▶ Goal of the exercise: Turn the part of the listing that begins at the line containing "Patent image size: (944, 635)." and ends after the line containing "The free ends 106b is at (185, 351)." into a numbered list, leaving out blank lines. Include both of those lines and nothing outside that span.

Start Exercise data

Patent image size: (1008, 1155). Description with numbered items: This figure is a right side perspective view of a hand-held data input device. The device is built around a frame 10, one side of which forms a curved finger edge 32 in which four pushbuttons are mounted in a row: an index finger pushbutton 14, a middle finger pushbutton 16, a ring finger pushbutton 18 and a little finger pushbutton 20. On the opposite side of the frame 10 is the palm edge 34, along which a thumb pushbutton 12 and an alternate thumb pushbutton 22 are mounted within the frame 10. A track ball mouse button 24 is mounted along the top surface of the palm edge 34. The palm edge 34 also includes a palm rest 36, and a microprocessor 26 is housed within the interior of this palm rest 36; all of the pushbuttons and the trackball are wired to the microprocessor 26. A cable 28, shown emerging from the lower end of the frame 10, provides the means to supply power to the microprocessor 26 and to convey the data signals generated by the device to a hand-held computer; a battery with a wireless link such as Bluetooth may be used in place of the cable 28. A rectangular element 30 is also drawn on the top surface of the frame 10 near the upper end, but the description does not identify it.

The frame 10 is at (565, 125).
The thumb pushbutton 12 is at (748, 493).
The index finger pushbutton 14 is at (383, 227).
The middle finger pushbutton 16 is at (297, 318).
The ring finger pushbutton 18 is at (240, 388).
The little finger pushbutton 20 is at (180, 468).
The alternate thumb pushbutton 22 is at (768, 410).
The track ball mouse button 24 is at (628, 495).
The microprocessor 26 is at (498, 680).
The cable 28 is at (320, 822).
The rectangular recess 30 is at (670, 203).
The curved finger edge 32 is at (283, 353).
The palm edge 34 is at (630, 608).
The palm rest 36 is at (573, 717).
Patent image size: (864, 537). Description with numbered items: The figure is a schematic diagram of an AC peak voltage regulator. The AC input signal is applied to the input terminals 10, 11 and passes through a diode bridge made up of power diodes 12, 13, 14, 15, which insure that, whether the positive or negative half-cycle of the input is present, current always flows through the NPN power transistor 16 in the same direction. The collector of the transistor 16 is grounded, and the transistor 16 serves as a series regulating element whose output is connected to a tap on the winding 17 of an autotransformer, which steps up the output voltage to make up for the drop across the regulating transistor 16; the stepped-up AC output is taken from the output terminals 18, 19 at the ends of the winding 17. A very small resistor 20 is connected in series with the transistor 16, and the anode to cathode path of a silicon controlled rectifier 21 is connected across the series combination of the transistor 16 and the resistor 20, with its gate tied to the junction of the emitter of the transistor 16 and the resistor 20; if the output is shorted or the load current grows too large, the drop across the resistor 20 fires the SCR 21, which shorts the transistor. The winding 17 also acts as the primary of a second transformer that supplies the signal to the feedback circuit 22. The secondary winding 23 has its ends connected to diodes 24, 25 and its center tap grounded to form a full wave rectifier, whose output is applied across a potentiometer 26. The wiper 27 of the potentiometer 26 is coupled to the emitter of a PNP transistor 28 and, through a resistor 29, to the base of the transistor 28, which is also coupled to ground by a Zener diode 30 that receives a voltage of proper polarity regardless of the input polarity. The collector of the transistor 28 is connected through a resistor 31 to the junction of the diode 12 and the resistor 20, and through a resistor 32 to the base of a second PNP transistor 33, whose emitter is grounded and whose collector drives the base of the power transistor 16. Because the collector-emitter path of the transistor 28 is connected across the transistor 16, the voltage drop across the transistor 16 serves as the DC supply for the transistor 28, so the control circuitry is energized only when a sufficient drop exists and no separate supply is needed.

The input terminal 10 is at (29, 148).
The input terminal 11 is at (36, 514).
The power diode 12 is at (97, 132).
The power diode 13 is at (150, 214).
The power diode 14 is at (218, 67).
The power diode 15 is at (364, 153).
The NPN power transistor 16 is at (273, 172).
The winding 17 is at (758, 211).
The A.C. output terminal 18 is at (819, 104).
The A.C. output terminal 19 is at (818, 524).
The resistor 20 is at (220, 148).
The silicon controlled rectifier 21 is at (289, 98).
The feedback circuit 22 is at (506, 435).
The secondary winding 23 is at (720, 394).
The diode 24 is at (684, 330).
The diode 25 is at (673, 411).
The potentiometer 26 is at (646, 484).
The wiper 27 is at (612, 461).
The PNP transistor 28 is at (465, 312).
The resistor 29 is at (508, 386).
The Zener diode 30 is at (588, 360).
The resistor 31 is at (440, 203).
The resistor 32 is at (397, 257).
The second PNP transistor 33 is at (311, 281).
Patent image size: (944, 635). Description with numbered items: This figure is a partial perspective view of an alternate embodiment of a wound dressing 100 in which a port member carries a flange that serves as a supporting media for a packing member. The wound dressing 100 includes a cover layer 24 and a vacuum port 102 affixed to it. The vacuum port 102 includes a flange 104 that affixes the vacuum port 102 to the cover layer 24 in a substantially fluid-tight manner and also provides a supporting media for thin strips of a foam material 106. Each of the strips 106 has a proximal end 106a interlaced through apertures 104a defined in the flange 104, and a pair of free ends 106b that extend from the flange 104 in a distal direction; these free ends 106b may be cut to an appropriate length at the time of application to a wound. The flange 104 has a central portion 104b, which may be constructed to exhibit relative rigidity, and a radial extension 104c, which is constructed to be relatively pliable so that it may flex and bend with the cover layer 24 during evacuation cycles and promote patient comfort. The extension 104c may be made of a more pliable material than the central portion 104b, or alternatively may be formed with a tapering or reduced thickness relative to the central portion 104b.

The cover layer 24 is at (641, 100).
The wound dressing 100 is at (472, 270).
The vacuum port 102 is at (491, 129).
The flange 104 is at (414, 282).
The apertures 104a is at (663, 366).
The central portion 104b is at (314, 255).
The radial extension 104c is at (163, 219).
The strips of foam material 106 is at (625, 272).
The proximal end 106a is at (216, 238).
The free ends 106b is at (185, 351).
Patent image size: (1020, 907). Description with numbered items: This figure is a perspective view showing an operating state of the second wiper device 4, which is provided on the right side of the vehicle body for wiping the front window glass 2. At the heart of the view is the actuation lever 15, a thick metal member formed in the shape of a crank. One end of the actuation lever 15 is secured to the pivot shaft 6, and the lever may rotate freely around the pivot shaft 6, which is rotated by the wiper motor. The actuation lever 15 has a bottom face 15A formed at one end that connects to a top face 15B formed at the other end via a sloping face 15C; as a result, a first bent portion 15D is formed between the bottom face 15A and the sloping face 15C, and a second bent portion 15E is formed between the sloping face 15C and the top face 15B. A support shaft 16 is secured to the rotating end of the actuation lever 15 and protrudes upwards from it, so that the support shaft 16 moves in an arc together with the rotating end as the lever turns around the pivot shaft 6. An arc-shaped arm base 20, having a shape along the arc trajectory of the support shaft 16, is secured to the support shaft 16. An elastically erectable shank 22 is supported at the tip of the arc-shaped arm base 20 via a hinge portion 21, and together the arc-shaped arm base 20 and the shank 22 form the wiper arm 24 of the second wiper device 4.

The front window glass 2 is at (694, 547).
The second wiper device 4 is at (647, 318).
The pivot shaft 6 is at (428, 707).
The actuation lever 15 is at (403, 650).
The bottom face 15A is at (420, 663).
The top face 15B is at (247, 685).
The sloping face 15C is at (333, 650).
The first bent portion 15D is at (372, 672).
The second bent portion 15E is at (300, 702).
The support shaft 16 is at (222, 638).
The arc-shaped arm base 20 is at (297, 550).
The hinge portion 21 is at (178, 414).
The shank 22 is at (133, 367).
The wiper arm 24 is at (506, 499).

End Exercise data

▶ Task response:
1. Patent image size: (944, 635). Description with numbered items: This figure is a partial perspective view of an alternate embodiment of a wound dressing 100 in which a port member carries a flange that serves as a supporting media for a packing member. The wound dressing 100 includes a cover layer 24 and a vacuum port 102 affixed to it. The vacuum port 102 includes a flange 104 that affixes the vacuum port 102 to the cover layer 24 in a substantially fluid-tight manner and also provides a supporting media for thin strips of a foam material 106. Each of the strips 106 has a proximal end 106a interlaced through apertures 104a defined in the flange 104, and a pair of free ends 106b that extend from the flange 104 in a distal direction; these free ends 106b may be cut to an appropriate length at the time of application to a wound. The flange 104 has a central portion 104b, which may be constructed to exhibit relative rigidity, and a radial extension 104c, which is constructed to be relatively pliable so that it may flex and bend with the cover layer 24 during evacuation cycles and promote patient comfort. The extension 104c may be made of a more pliable material than the central portion 104b, or alternatively may be formed with a tapering or reduced thickness relative to the central portion 104b.
2. The cover layer 24 is at (641, 100).
3. The wound dressing 100 is at (472, 270).
4. The vacuum port 102 is at (491, 129).
5. The flange 104 is at (414, 282).
6. The apertures 104a is at (663, 366).
7. The central portion 104b is at (314, 255).
8. The radial extension 104c is at (163, 219).
9. The strips of foam material 106 is at (625, 272).
10. The proximal end 106a is at (216, 238).
11. The free ends 106b is at (185, 351).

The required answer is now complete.